* GOAL *
Every line of the listing must be reproduced as it stands. Leave the images behind.

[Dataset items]
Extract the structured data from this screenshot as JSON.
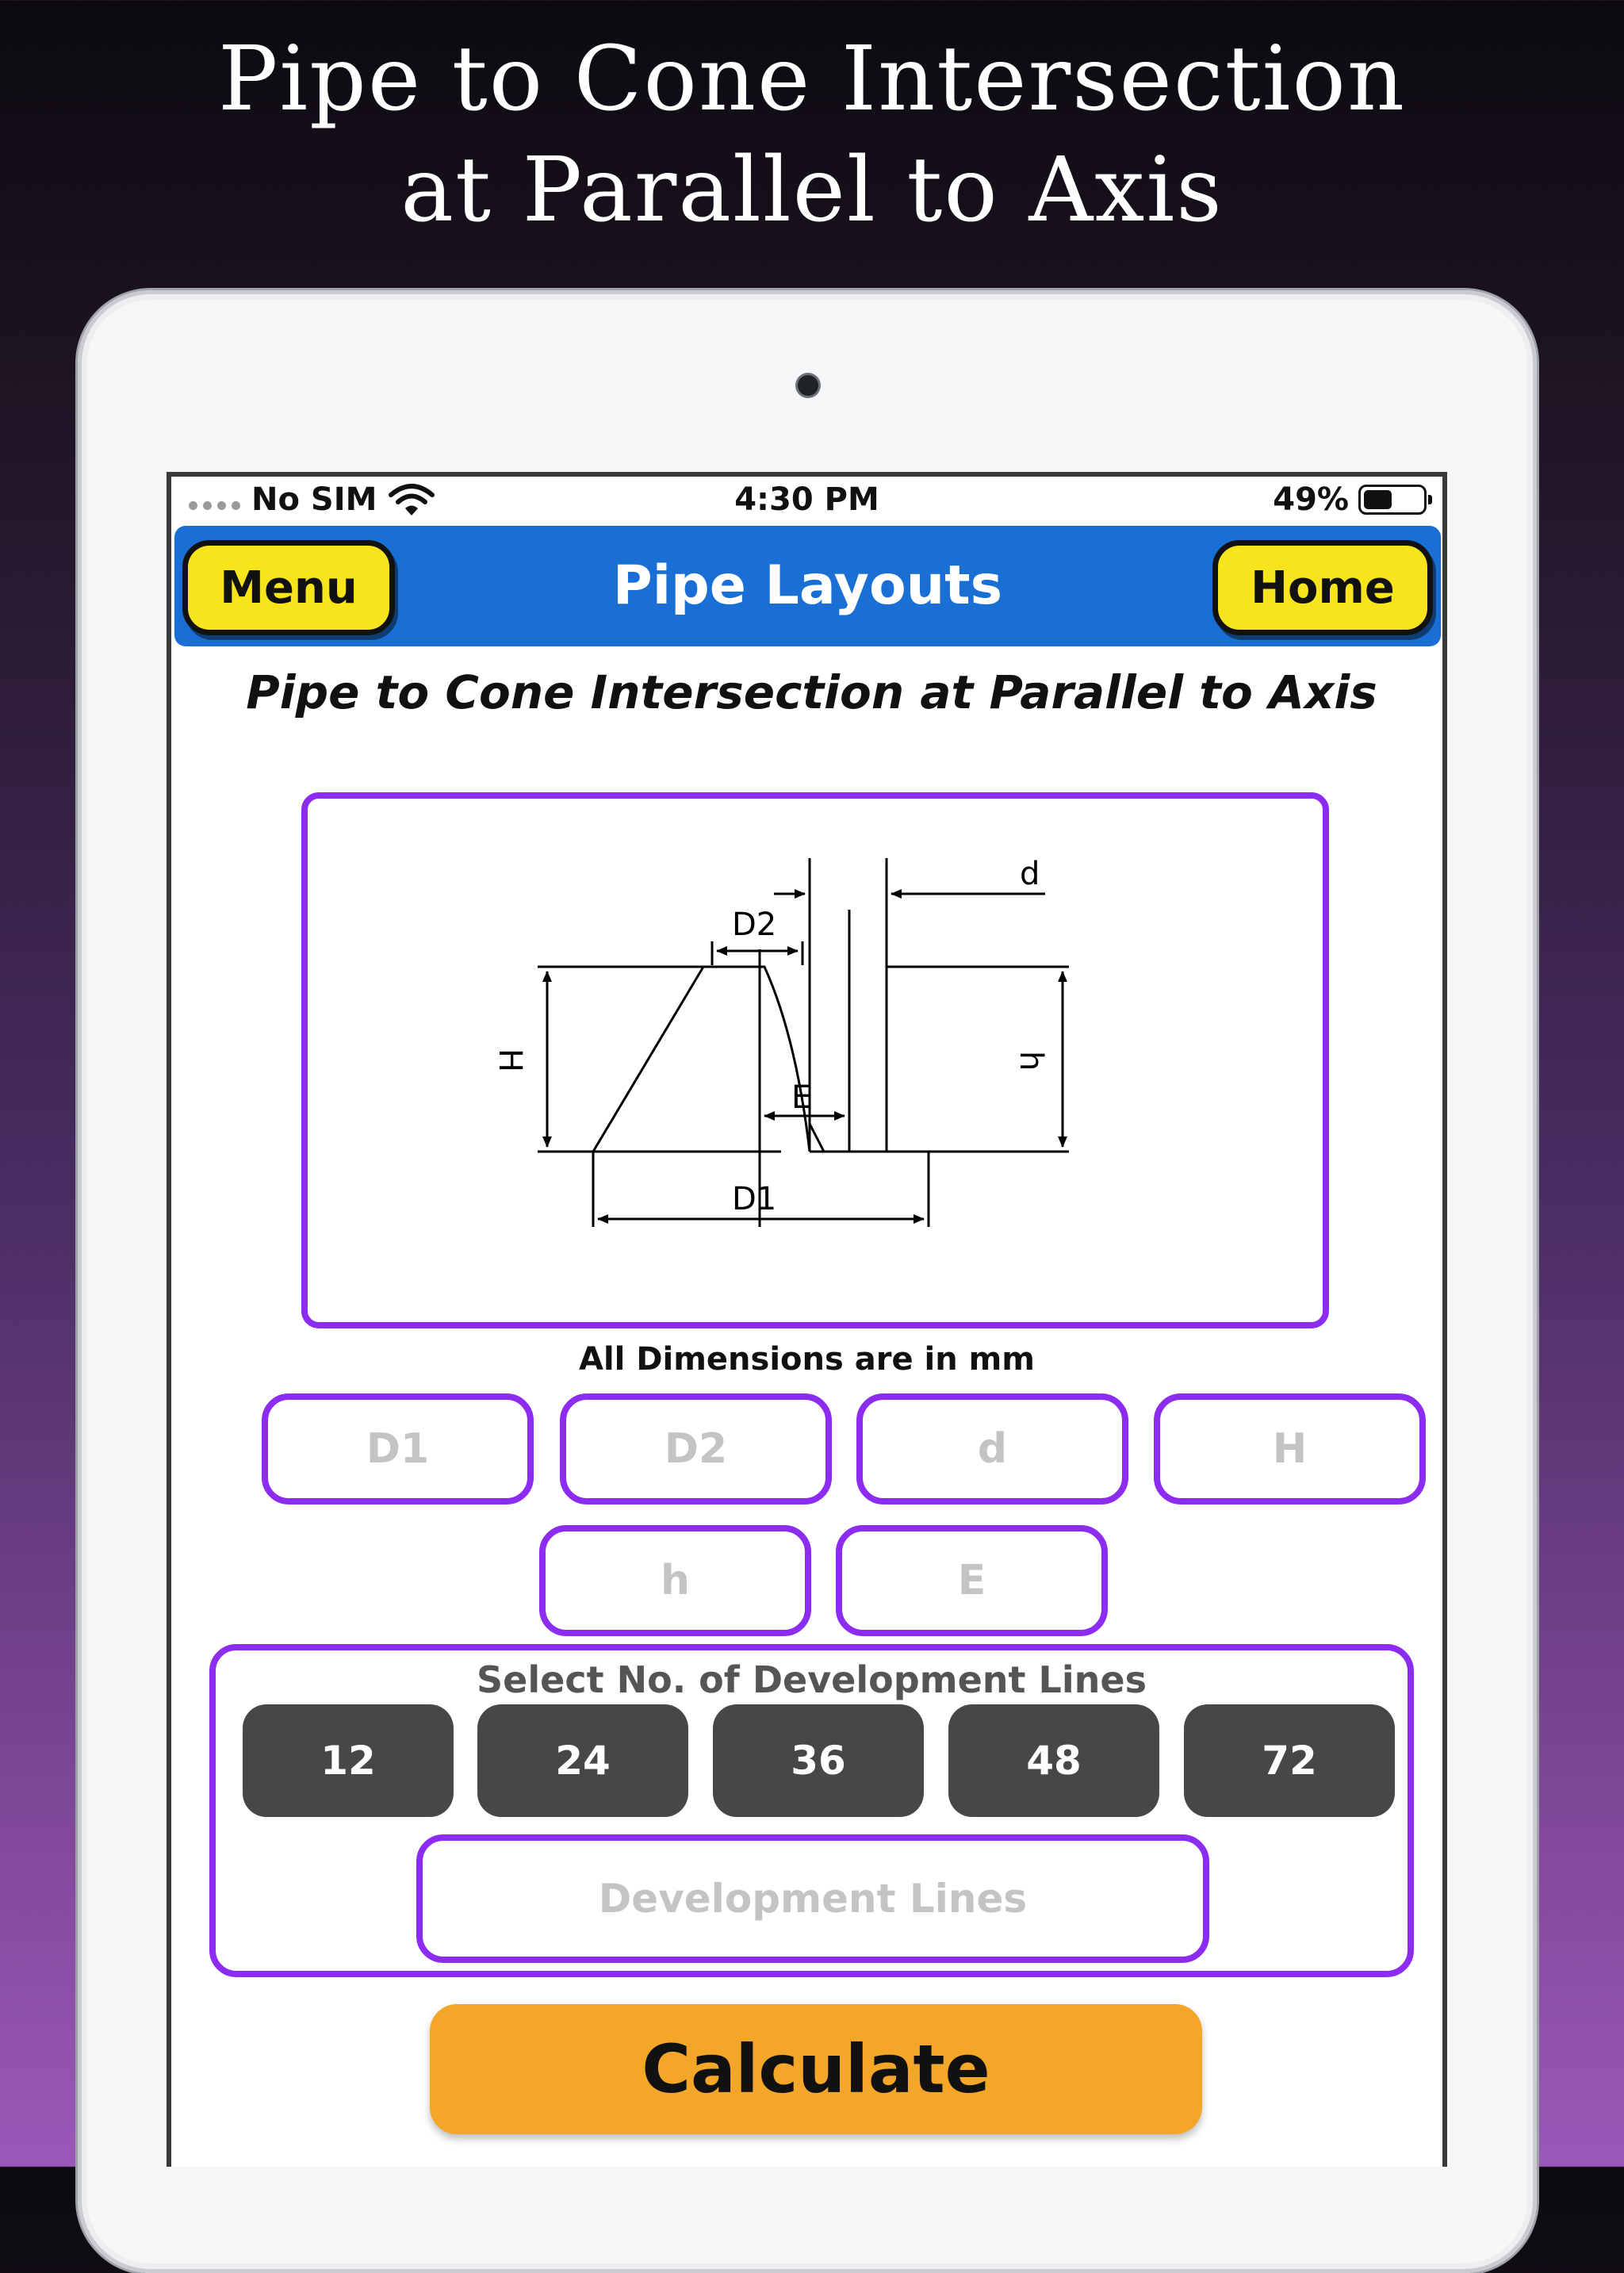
{
  "promo": {
    "line1": "Pipe to Cone Intersection",
    "line2": "at Parallel to Axis"
  },
  "status_bar": {
    "carrier": "No SIM",
    "time": "4:30 PM",
    "battery": "49%",
    "battery_level": 0.49
  },
  "navbar": {
    "menu_label": "Menu",
    "title": "Pipe Layouts",
    "home_label": "Home"
  },
  "page": {
    "title": "Pipe to Cone Intersection at Parallel to Axis"
  },
  "diagram": {
    "labels": {
      "d": "d",
      "D2": "D2",
      "H": "H",
      "h": "h",
      "E": "E",
      "D1": "D1"
    }
  },
  "units_note": "All Dimensions are in mm",
  "inputs": {
    "D1": {
      "placeholder": "D1",
      "value": ""
    },
    "D2": {
      "placeholder": "D2",
      "value": ""
    },
    "d": {
      "placeholder": "d",
      "value": ""
    },
    "H": {
      "placeholder": "H",
      "value": ""
    },
    "h": {
      "placeholder": "h",
      "value": ""
    },
    "E": {
      "placeholder": "E",
      "value": ""
    }
  },
  "development": {
    "label": "Select No. of Development Lines",
    "options": [
      "12",
      "24",
      "36",
      "48",
      "72"
    ],
    "input": {
      "placeholder": "Development Lines",
      "value": ""
    }
  },
  "calculate_label": "Calculate",
  "colors": {
    "nav_blue": "#1a6fd4",
    "nav_button_yellow": "#f7e41d",
    "accent_purple": "#8b2cf0",
    "option_gray": "#474747",
    "calculate_orange": "#f3a628"
  }
}
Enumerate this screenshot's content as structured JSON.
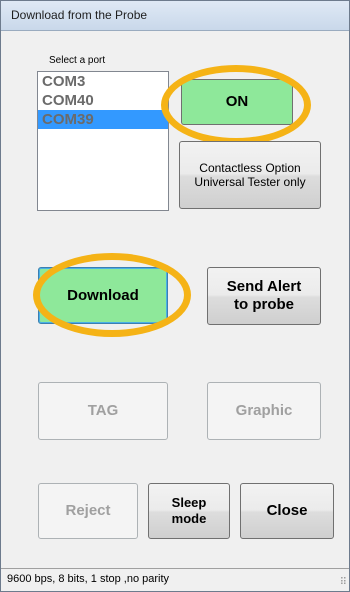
{
  "window": {
    "title": "Download from the  Probe"
  },
  "port_selector": {
    "label": "Select a port",
    "items": [
      {
        "label": "COM3",
        "selected": false
      },
      {
        "label": "COM40",
        "selected": false
      },
      {
        "label": "COM39",
        "selected": true
      }
    ]
  },
  "buttons": {
    "on": "ON",
    "contactless_line1": "Contactless Option",
    "contactless_line2": "Universal Tester only",
    "download": "Download",
    "send_alert_line1": "Send Alert",
    "send_alert_line2": "to probe",
    "tag": "TAG",
    "graphic": "Graphic",
    "reject": "Reject",
    "sleep_line1": "Sleep",
    "sleep_line2": "mode",
    "close": "Close"
  },
  "status_bar": {
    "text": "9600 bps, 8 bits, 1 stop ,no parity"
  },
  "colors": {
    "highlight_ring": "#f5b316",
    "active_green": "#8ee89a",
    "selection": "#3399ff"
  }
}
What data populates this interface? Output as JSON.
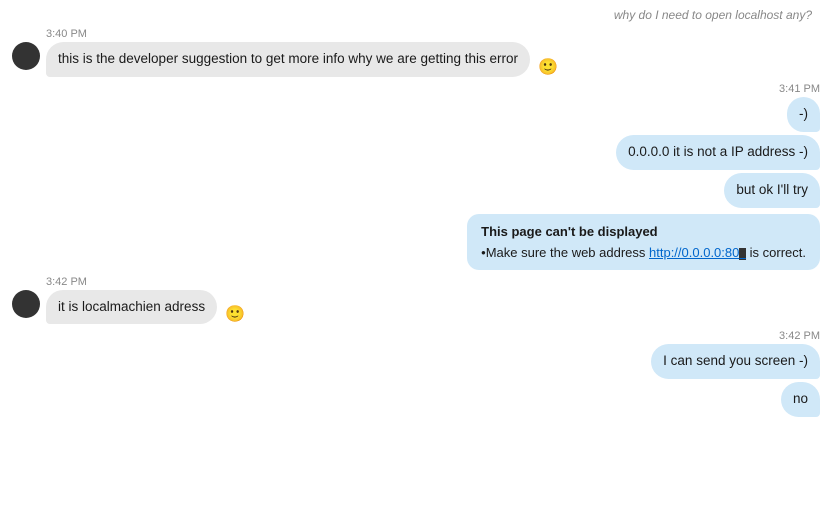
{
  "chat": {
    "topPartialMessage": "why do I need to open localhost any?",
    "messages": [
      {
        "id": "msg1",
        "side": "left",
        "timestamp": "3:40 PM",
        "text": "this is the developer suggestion to get more info why we are getting this error",
        "hasEmoji": true,
        "emoji": "🙂"
      },
      {
        "id": "msg2",
        "side": "right",
        "timestamp": "3:41 PM",
        "bubbles": [
          "-)",
          "0.0.0.0 it is not a IP address -)",
          "but ok I'll try"
        ]
      },
      {
        "id": "msg3",
        "side": "right",
        "isScreenshot": true,
        "screenshotTitle": "This page can't be displayed",
        "screenshotBullet": "•Make sure the web address ",
        "screenshotLink": "http://0.0.0.0:80",
        "screenshotLinkSuffix": " is correct."
      },
      {
        "id": "msg4",
        "side": "left",
        "timestamp": "3:42 PM",
        "text": "it is localmachien adress",
        "hasEmoji": true,
        "emoji": "🙂"
      },
      {
        "id": "msg5",
        "side": "right",
        "timestamp": "3:42 PM",
        "bubbles": [
          "I can send you screen -)",
          "no"
        ]
      }
    ]
  }
}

* CORRECT ANSWER *
Extract the structured data from this screenshot as JSON.
{
  "promo": {
    "line1": "Pipe to Cone Intersection",
    "line2": "at Parallel to Axis"
  },
  "status_bar": {
    "carrier": "No SIM",
    "time": "4:30 PM",
    "battery": "49%",
    "battery_level": 0.49
  },
  "navbar": {
    "menu_label": "Menu",
    "title": "Pipe Layouts",
    "home_label": "Home"
  },
  "page": {
    "title": "Pipe to Cone Intersection at Parallel to Axis"
  },
  "diagram": {
    "labels": {
      "d": "d",
      "D2": "D2",
      "H": "H",
      "h": "h",
      "E": "E",
      "D1": "D1"
    }
  },
  "units_note": "All Dimensions are in mm",
  "inputs": {
    "D1": {
      "placeholder": "D1",
      "value": ""
    },
    "D2": {
      "placeholder": "D2",
      "value": ""
    },
    "d": {
      "placeholder": "d",
      "value": ""
    },
    "H": {
      "placeholder": "H",
      "value": ""
    },
    "h": {
      "placeholder": "h",
      "value": ""
    },
    "E": {
      "placeholder": "E",
      "value": ""
    }
  },
  "development": {
    "label": "Select No. of Development Lines",
    "options": [
      "12",
      "24",
      "36",
      "48",
      "72"
    ],
    "input": {
      "placeholder": "Development Lines",
      "value": ""
    }
  },
  "calculate_label": "Calculate",
  "colors": {
    "nav_blue": "#1a6fd4",
    "nav_button_yellow": "#f7e41d",
    "accent_purple": "#8b2cf0",
    "option_gray": "#474747",
    "calculate_orange": "#f3a628"
  }
}
Enumerate this screenshot's content as structured JSON.
{
  "window": {
    "title": "Download from the  Probe"
  },
  "port_selector": {
    "label": "Select a port",
    "items": [
      {
        "label": "COM3",
        "selected": false
      },
      {
        "label": "COM40",
        "selected": false
      },
      {
        "label": "COM39",
        "selected": true
      }
    ]
  },
  "buttons": {
    "on": "ON",
    "contactless_line1": "Contactless Option",
    "contactless_line2": "Universal Tester only",
    "download": "Download",
    "send_alert_line1": "Send Alert",
    "send_alert_line2": "to probe",
    "tag": "TAG",
    "graphic": "Graphic",
    "reject": "Reject",
    "sleep_line1": "Sleep",
    "sleep_line2": "mode",
    "close": "Close"
  },
  "status_bar": {
    "text": "9600 bps, 8 bits, 1 stop ,no parity"
  },
  "colors": {
    "highlight_ring": "#f5b316",
    "active_green": "#8ee89a",
    "selection": "#3399ff"
  }
}
What data populates this interface? Output as JSON.
{
  "chat": {
    "topPartialMessage": "why do I need to open localhost any?",
    "messages": [
      {
        "id": "msg1",
        "side": "left",
        "timestamp": "3:40 PM",
        "text": "this is the developer suggestion to get more info why we are getting this error",
        "hasEmoji": true,
        "emoji": "🙂"
      },
      {
        "id": "msg2",
        "side": "right",
        "timestamp": "3:41 PM",
        "bubbles": [
          "-)",
          "0.0.0.0 it is not a IP address -)",
          "but ok I'll try"
        ]
      },
      {
        "id": "msg3",
        "side": "right",
        "isScreenshot": true,
        "screenshotTitle": "This page can't be displayed",
        "screenshotBullet": "•Make sure the web address ",
        "screenshotLink": "http://0.0.0.0:80",
        "screenshotLinkSuffix": " is correct."
      },
      {
        "id": "msg4",
        "side": "left",
        "timestamp": "3:42 PM",
        "text": "it is localmachien adress",
        "hasEmoji": true,
        "emoji": "🙂"
      },
      {
        "id": "msg5",
        "side": "right",
        "timestamp": "3:42 PM",
        "bubbles": [
          "I can send you screen -)",
          "no"
        ]
      }
    ]
  }
}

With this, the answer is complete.